===== Recorded data

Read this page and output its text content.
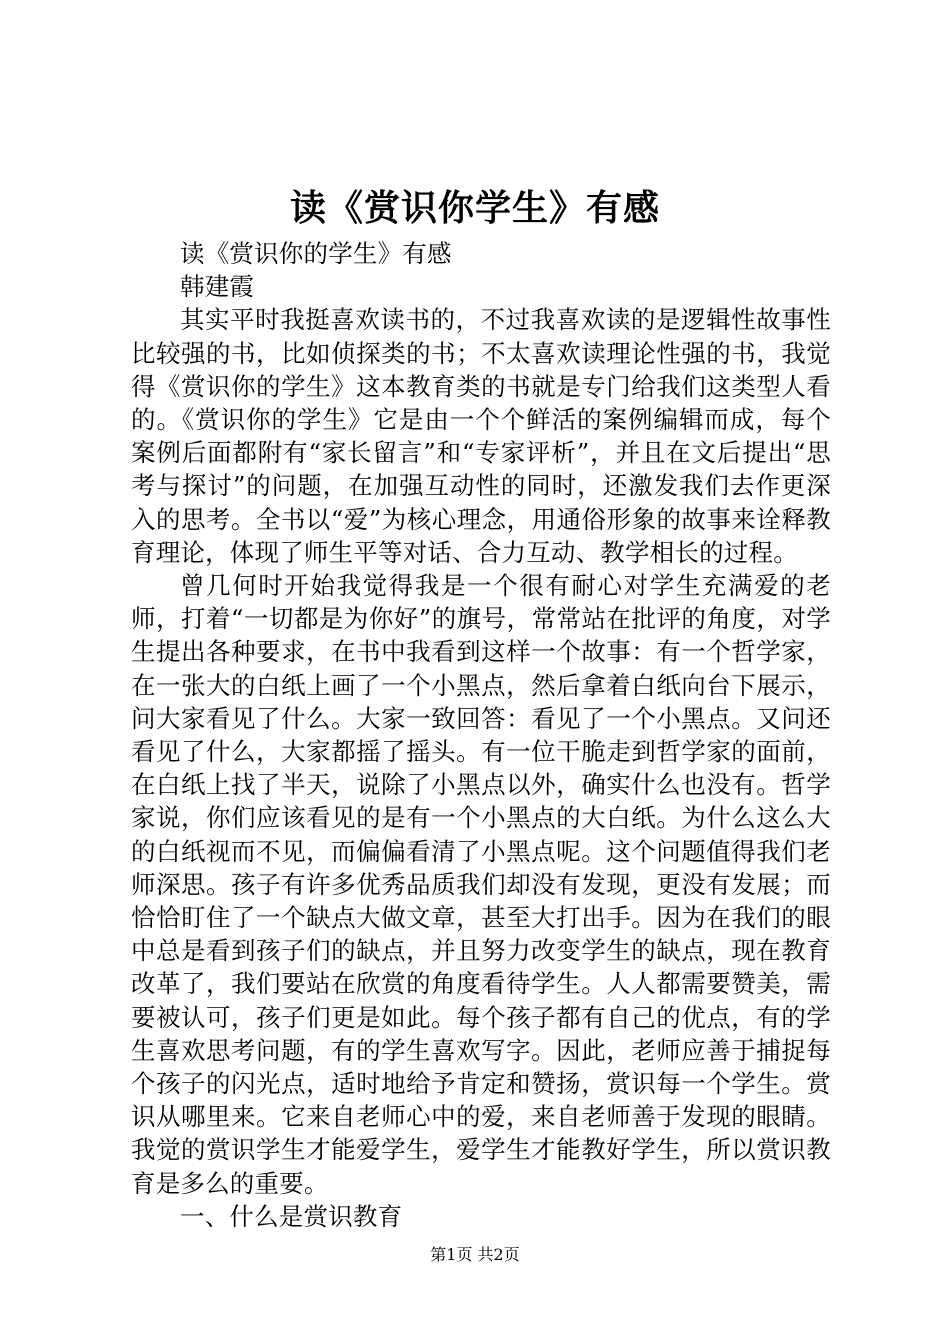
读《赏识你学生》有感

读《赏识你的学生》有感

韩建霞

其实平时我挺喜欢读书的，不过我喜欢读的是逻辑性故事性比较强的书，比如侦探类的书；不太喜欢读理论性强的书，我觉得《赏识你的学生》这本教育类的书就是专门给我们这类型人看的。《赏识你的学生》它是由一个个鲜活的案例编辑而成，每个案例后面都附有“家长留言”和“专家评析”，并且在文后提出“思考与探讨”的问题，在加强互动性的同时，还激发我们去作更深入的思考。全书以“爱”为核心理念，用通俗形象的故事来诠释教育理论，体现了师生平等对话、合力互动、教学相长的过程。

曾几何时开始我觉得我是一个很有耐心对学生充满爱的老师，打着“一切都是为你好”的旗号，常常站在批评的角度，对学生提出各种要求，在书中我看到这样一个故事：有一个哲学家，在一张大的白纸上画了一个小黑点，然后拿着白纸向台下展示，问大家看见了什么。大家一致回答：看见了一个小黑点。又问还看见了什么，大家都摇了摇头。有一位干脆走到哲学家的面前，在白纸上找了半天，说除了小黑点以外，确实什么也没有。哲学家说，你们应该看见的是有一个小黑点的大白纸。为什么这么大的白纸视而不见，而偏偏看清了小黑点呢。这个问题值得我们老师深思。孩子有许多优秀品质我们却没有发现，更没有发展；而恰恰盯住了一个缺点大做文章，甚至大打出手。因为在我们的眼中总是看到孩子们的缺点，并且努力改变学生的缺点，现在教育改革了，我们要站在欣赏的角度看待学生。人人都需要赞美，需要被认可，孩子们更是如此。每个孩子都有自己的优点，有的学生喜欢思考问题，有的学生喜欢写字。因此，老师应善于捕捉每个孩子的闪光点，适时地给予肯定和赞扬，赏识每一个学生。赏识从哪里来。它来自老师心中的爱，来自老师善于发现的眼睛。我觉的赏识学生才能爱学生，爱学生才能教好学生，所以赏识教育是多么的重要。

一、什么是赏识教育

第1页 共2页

==========
===== Recorded data

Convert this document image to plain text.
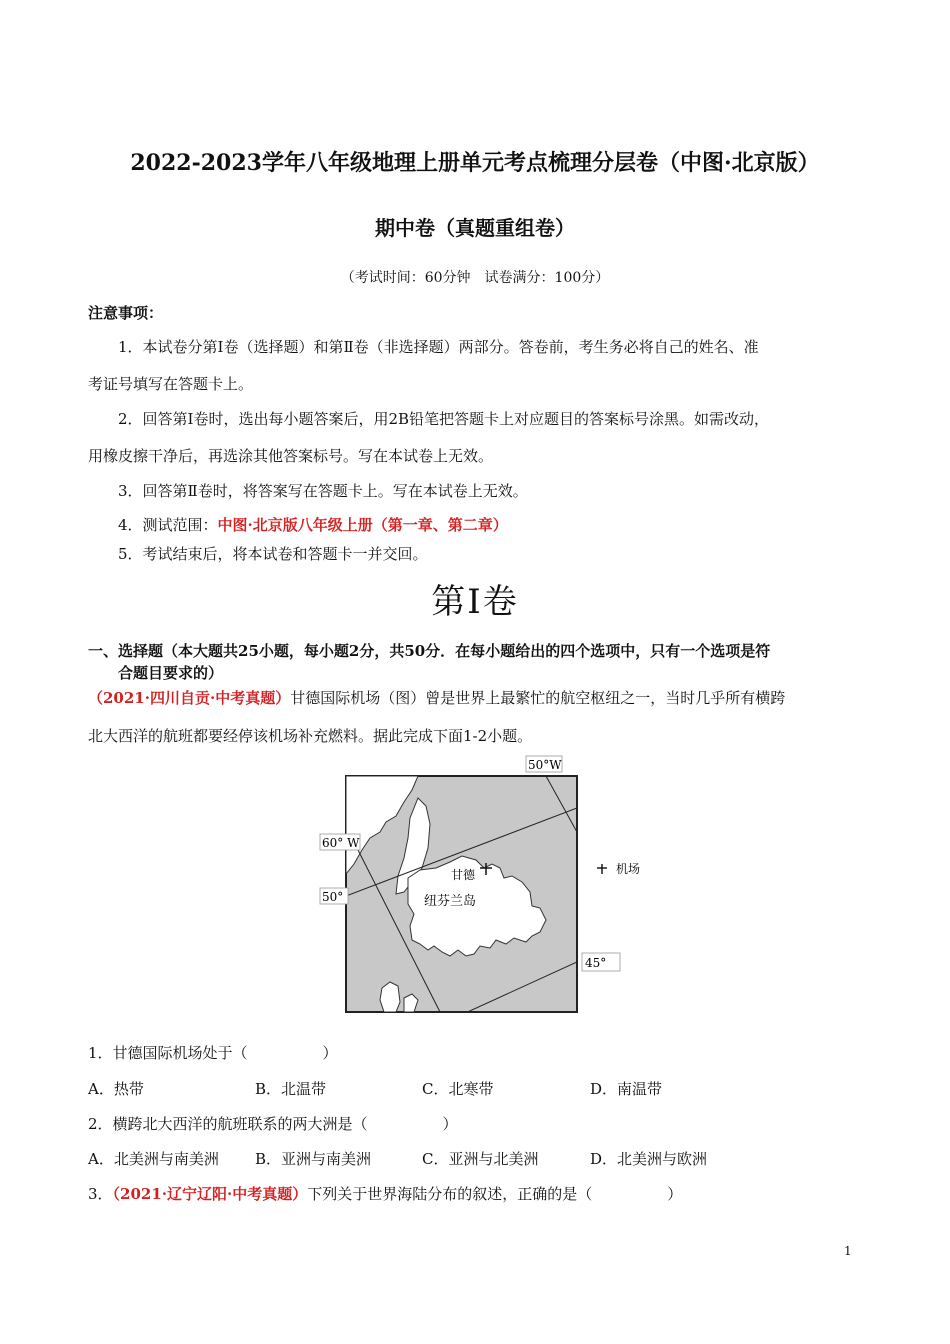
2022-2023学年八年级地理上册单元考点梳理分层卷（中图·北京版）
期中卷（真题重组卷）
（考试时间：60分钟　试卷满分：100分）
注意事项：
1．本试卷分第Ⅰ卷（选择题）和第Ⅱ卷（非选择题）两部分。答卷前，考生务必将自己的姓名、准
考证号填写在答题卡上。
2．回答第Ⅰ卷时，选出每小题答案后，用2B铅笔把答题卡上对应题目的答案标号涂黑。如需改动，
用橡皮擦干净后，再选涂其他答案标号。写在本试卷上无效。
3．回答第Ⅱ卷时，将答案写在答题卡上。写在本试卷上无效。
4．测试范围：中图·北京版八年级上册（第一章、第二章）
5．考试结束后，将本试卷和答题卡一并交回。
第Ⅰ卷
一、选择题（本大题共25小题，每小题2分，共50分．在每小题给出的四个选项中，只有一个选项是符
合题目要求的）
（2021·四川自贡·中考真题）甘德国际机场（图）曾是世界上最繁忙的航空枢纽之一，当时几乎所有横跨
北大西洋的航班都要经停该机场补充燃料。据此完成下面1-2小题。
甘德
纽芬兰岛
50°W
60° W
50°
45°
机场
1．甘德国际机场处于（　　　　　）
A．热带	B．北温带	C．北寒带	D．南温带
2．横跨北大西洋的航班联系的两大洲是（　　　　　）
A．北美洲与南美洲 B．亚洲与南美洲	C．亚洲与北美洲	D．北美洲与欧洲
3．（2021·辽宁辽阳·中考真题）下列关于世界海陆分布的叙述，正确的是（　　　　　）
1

==========

- Problem statement -
In the lines above, locate the string "中考真题". Copy every line where it occurs.

- Result for this exercise -
（2021·四川自贡·中考真题）甘德国际机场（图）曾是世界上最繁忙的航空枢纽之一，当时几乎所有横跨
3．（2021·辽宁辽阳·中考真题）下列关于世界海陆分布的叙述，正确的是（　　　　　）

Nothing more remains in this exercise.